What you need to do: Can you output the material exactly as written, minus any pictures it holds?

Provided data:
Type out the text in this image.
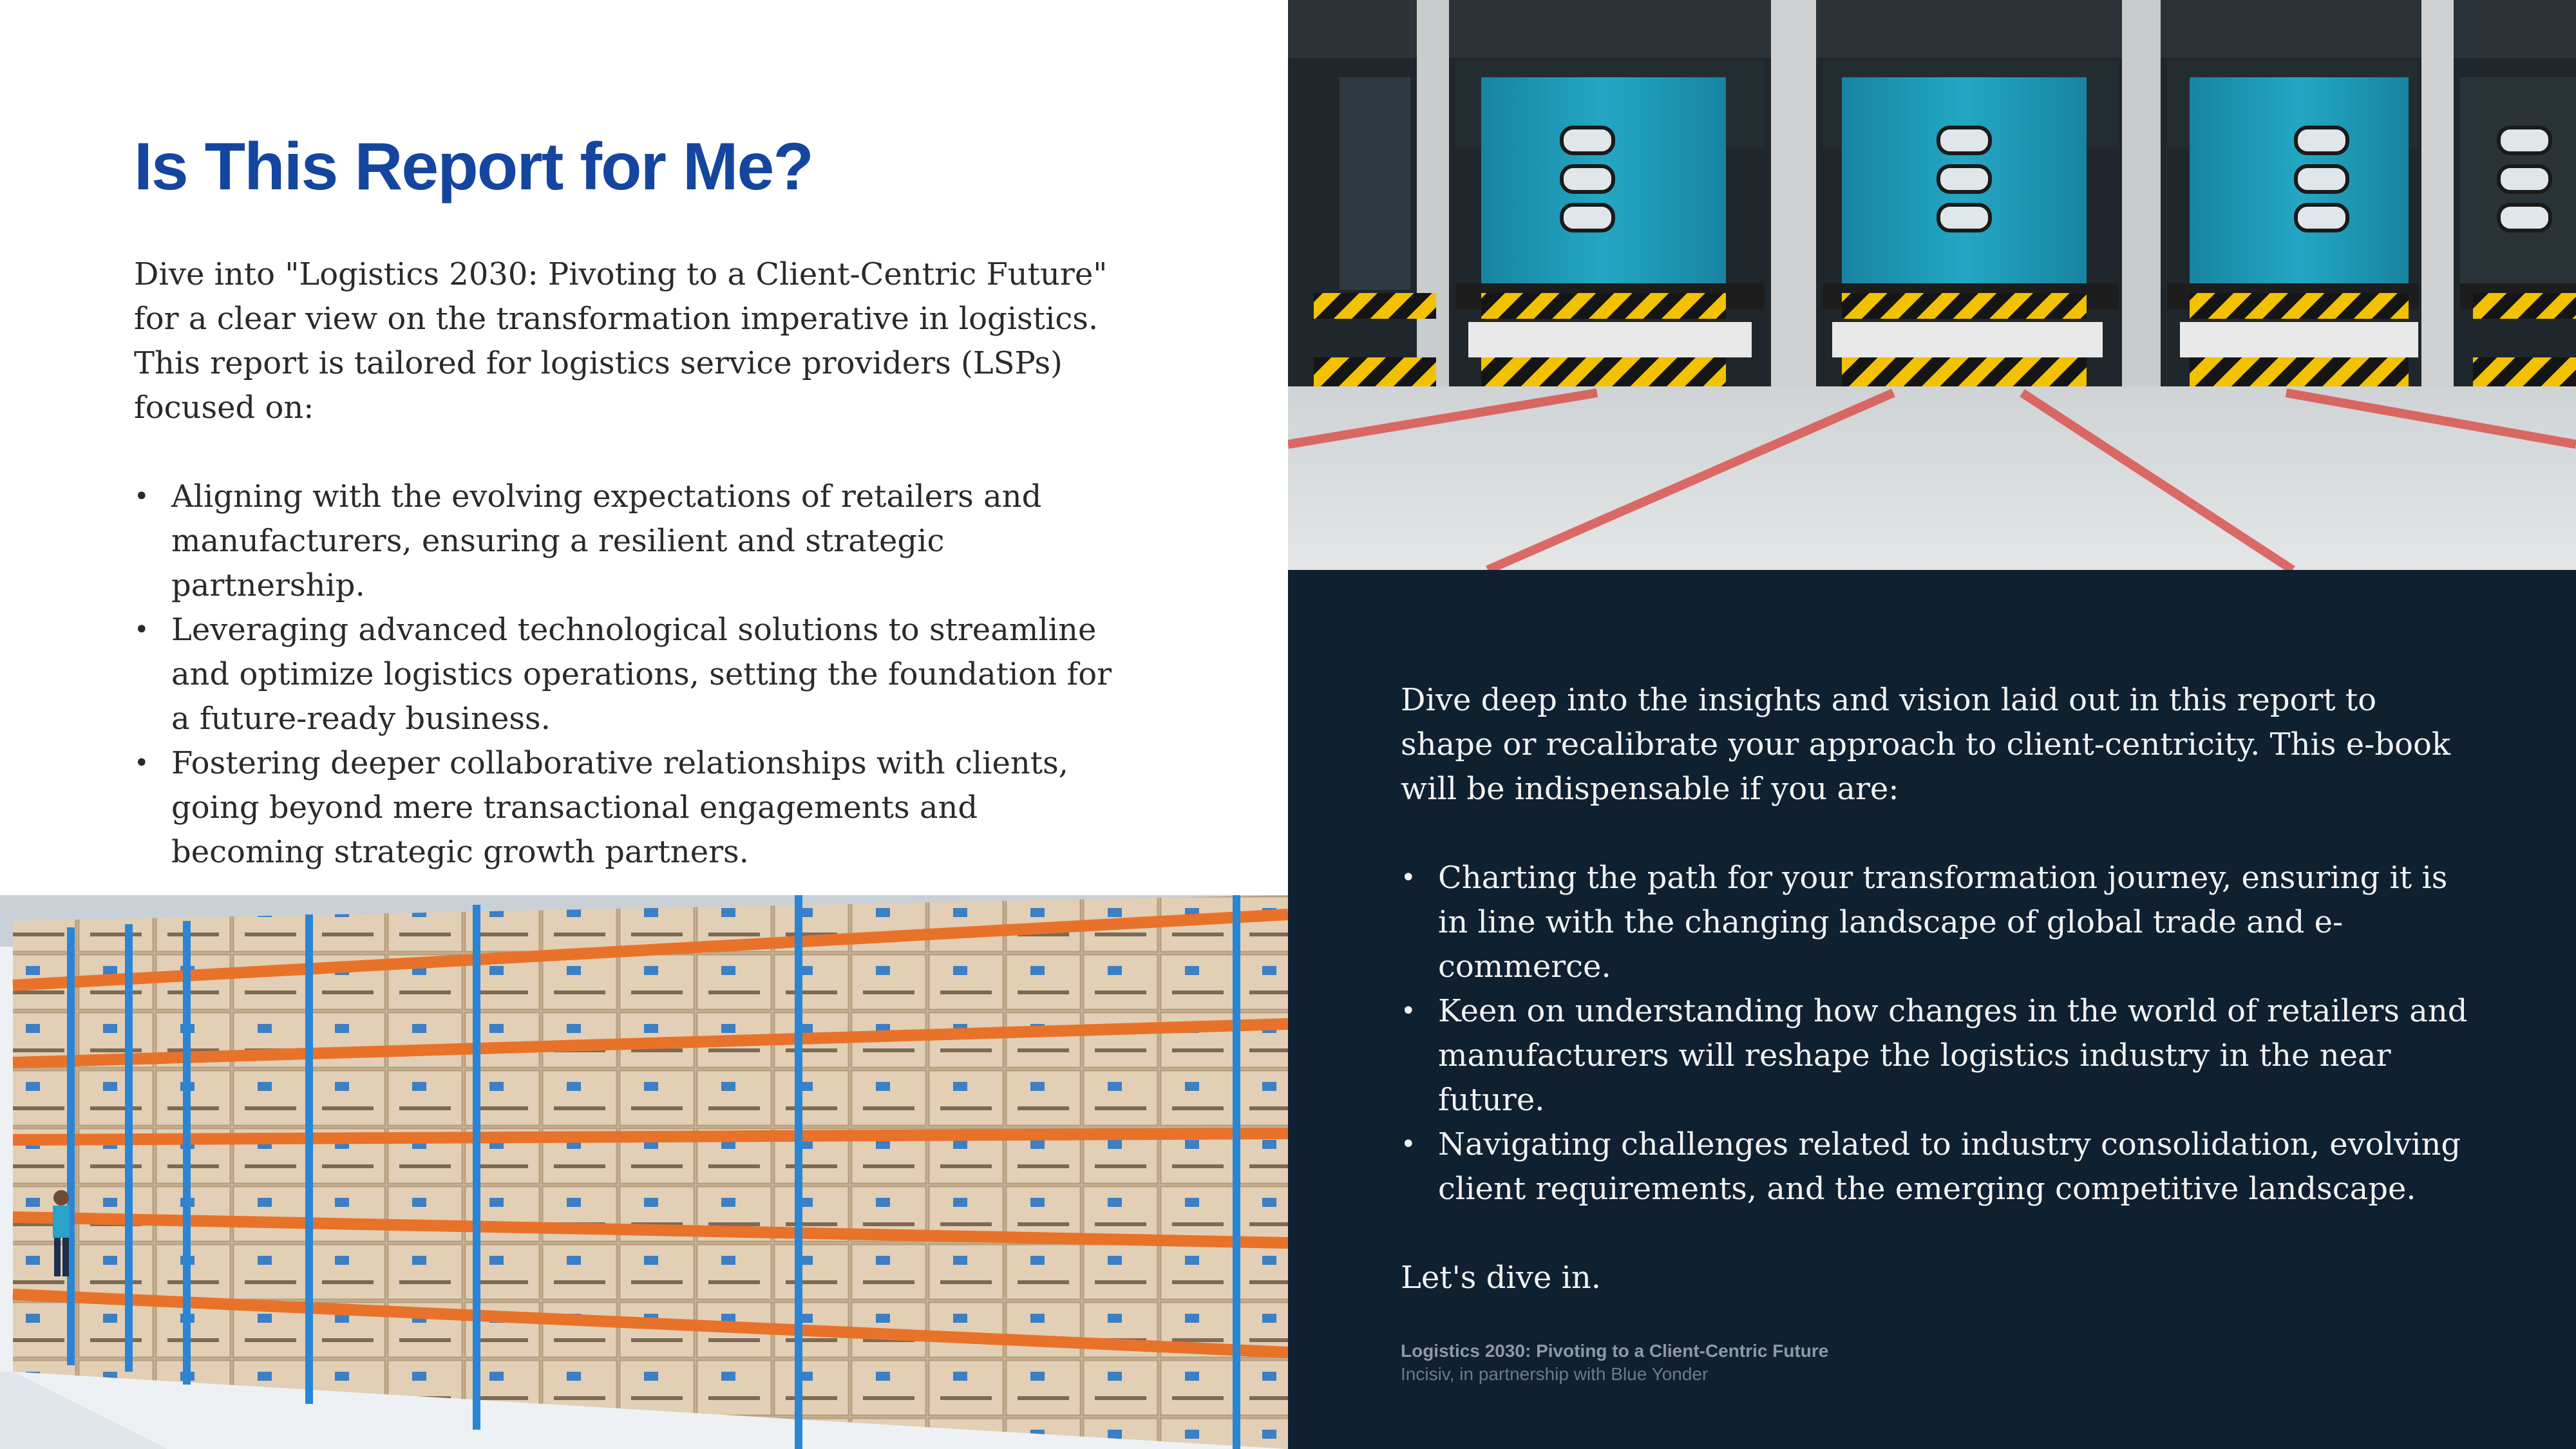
Is This Report for Me?

Dive into "Logistics 2030: Pivoting to a Client-Centric Future" for a clear view on the transformation imperative in logistics. This report is tailored for logistics service providers (LSPs) focused on:

• Aligning with the evolving expectations of retailers and manufacturers, ensuring a resilient and strategic partnership.
• Leveraging advanced technological solutions to streamline and optimize logistics operations, setting the foundation for a future-ready business.
• Fostering deeper collaborative relationships with clients, going beyond mere transactional engagements and becoming strategic growth partners.

Dive deep into the insights and vision laid out in this report to shape or recalibrate your approach to client-centricity. This e-book will be indispensable if you are:

• Charting the path for your transformation journey, ensuring it is in line with the changing landscape of global trade and e-commerce.
• Keen on understanding how changes in the world of retailers and manufacturers will reshape the logistics industry in the near future.
• Navigating challenges related to industry consolidation, evolving client requirements, and the emerging competitive landscape.

Let's dive in.

Logistics 2030: Pivoting to a Client-Centric Future
Incisiv, in partnership with Blue Yonder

Response:
Type out the text in this image.
Is This Report for Me?

Dive into "Logistics 2030: Pivoting to a Client-Centric Future" for a clear view on the transformation imperative in logistics. This report is tailored for logistics service providers (LSPs) focused on:

• Aligning with the evolving expectations of retailers and manufacturers, ensuring a resilient and strategic partnership.
• Leveraging advanced technological solutions to streamline and optimize logistics operations, setting the foundation for a future-ready business.
• Fostering deeper collaborative relationships with clients, going beyond mere transactional engagements and becoming strategic growth partners.

Dive deep into the insights and vision laid out in this report to shape or recalibrate your approach to client-centricity. This e-book will be indispensable if you are:

• Charting the path for your transformation journey, ensuring it is in line with the changing landscape of global trade and e-commerce.
• Keen on understanding how changes in the world of retailers and manufacturers will reshape the logistics industry in the near future.
• Navigating challenges related to industry consolidation, evolving client requirements, and the emerging competitive landscape.

Let's dive in.

Logistics 2030: Pivoting to a Client-Centric Future
Incisiv, in partnership with Blue Yonder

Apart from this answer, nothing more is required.